* _Short problem_:
Lay out the data as a JSON list of strings, one string per line, starting at the first line and ending at the line that contains "pivot-dot-2015-price (746, 463, 760, 477)", with both of those lines included. Leave out any blank lines.

>>>

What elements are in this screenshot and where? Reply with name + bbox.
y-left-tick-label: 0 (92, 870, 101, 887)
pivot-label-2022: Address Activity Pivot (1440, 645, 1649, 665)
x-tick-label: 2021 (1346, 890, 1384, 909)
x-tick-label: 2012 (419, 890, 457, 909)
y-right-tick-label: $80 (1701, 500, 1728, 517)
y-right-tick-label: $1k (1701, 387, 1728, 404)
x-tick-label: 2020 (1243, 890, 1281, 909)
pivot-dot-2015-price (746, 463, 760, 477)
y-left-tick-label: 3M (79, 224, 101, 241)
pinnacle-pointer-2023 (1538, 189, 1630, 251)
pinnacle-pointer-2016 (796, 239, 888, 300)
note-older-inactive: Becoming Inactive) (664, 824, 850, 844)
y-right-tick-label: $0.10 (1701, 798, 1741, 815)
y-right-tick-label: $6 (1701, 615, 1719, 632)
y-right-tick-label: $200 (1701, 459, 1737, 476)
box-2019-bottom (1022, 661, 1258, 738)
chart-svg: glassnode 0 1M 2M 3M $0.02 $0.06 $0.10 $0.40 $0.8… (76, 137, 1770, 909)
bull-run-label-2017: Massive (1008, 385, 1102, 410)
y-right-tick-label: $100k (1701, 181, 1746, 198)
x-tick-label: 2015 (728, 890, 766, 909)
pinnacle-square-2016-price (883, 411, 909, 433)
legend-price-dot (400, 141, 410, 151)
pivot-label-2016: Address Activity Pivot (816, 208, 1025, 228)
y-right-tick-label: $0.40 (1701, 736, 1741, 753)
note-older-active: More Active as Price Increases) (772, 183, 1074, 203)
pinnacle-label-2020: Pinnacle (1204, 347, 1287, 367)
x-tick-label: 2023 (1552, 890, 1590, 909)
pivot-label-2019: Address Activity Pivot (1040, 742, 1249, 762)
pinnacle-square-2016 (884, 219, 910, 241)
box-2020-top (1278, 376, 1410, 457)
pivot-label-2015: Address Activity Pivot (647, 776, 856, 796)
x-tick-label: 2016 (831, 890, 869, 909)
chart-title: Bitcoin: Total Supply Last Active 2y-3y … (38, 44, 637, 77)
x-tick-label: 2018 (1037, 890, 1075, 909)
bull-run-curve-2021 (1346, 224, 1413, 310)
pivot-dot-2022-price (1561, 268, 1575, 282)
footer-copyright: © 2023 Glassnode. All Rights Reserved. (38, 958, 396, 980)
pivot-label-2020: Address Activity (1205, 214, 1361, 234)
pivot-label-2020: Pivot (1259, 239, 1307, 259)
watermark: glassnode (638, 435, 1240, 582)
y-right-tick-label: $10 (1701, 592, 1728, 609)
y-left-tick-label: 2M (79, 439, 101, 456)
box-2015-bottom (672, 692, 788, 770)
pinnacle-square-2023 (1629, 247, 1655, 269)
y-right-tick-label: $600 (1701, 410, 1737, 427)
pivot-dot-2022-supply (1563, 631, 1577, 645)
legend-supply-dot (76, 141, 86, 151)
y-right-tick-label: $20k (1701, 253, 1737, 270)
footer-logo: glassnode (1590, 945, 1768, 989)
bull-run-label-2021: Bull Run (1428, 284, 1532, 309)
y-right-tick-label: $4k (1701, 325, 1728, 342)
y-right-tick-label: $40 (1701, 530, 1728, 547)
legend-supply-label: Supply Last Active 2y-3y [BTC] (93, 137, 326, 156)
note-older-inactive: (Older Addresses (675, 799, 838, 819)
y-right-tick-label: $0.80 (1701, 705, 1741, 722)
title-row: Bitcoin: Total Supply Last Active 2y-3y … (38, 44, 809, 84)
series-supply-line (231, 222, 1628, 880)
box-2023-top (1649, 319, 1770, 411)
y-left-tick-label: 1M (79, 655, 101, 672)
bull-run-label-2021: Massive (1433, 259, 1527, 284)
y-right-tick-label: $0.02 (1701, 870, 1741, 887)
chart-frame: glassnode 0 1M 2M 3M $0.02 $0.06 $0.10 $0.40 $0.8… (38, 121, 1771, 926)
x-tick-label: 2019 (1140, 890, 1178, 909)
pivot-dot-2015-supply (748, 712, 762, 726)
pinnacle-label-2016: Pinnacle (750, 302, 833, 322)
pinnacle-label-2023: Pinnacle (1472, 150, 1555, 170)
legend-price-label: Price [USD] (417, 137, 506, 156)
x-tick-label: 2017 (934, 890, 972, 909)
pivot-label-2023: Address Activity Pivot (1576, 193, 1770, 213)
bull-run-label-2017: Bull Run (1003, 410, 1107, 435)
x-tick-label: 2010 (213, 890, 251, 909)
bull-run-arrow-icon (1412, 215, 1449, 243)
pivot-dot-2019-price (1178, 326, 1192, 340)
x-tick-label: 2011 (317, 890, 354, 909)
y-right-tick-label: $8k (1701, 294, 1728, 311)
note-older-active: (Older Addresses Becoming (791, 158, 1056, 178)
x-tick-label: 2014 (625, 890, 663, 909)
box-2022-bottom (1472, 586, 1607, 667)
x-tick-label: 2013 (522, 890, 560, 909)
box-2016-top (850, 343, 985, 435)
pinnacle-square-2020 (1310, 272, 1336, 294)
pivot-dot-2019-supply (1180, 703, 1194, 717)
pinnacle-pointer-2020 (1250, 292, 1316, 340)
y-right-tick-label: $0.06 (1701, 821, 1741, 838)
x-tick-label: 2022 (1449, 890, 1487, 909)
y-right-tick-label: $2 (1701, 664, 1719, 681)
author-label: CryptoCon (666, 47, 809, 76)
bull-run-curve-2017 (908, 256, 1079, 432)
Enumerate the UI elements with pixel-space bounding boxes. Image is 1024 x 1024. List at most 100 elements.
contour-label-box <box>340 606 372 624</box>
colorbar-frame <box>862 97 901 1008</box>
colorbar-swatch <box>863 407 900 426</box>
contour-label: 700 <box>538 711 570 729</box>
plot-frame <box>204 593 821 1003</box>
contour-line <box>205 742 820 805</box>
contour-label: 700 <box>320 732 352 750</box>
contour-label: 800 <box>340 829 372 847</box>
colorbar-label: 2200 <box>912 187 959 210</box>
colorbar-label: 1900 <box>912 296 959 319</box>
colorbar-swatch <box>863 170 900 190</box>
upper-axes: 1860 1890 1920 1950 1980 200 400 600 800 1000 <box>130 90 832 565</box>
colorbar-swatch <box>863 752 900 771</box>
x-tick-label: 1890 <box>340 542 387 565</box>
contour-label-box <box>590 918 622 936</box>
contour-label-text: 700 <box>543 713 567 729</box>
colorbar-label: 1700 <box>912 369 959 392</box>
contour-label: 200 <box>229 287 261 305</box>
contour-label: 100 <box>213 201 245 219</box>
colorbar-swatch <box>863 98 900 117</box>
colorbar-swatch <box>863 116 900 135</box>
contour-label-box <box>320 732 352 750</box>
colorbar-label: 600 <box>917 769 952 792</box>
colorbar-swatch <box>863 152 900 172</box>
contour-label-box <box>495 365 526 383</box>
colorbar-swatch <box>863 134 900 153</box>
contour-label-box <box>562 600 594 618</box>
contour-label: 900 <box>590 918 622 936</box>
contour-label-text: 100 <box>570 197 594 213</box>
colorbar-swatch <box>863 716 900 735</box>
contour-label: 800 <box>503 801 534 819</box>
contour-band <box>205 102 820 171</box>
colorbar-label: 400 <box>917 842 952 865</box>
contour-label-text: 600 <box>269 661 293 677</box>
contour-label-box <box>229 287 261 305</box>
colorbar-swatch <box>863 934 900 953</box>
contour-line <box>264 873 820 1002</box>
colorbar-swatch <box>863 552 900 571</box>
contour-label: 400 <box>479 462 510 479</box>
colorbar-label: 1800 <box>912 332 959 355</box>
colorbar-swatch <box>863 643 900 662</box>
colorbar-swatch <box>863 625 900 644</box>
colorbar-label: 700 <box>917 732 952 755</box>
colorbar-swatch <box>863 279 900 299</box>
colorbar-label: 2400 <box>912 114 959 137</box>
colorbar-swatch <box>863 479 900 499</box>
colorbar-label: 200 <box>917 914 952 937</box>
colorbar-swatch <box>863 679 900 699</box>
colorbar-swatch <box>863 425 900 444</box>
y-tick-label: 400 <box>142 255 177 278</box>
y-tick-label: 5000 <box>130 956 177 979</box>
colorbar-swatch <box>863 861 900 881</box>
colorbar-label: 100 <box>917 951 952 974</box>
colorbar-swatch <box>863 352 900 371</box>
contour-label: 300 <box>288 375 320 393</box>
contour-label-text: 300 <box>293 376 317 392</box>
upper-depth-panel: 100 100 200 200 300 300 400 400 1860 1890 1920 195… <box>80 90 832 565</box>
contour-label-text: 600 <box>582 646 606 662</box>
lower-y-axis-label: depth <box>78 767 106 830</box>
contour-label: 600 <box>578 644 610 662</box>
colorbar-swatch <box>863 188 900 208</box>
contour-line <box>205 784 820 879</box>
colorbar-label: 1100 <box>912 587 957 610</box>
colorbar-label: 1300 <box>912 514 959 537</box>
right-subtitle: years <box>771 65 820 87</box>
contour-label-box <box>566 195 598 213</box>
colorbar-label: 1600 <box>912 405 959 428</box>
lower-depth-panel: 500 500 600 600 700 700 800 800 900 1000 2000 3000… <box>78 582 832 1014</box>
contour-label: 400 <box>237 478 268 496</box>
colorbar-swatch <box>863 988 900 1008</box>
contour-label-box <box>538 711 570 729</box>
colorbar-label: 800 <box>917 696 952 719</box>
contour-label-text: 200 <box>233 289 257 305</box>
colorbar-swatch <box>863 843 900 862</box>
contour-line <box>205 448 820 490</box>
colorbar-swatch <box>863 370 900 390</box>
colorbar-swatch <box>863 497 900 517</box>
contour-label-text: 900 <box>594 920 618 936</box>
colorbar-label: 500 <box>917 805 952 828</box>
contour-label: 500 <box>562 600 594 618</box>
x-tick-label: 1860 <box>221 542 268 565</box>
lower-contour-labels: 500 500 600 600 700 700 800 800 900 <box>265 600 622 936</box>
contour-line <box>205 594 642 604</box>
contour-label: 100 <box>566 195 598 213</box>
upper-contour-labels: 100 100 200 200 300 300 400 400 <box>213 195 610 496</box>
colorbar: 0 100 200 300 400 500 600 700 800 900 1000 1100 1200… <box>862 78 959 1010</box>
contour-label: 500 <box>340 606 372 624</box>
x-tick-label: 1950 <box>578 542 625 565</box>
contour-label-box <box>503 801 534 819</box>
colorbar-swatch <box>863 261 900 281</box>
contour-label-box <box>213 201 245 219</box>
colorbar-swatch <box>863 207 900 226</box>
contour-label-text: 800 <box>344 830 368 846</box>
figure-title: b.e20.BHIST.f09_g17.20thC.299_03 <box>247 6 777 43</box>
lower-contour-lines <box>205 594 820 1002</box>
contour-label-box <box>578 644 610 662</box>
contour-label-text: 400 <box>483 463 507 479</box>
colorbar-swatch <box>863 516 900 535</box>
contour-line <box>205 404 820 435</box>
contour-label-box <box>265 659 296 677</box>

<<<

* _Solved exercise_:
[
  "What elements are in this screenshot and where? Reply with name + bbox.",
  "y-left-tick-label: 0 (92, 870, 101, 887)",
  "pivot-label-2022: Address Activity Pivot (1440, 645, 1649, 665)",
  "x-tick-label: 2021 (1346, 890, 1384, 909)",
  "x-tick-label: 2012 (419, 890, 457, 909)",
  "y-right-tick-label: $80 (1701, 500, 1728, 517)",
  "y-right-tick-label: $1k (1701, 387, 1728, 404)",
  "x-tick-label: 2020 (1243, 890, 1281, 909)",
  "pivot-dot-2015-price (746, 463, 760, 477)"
]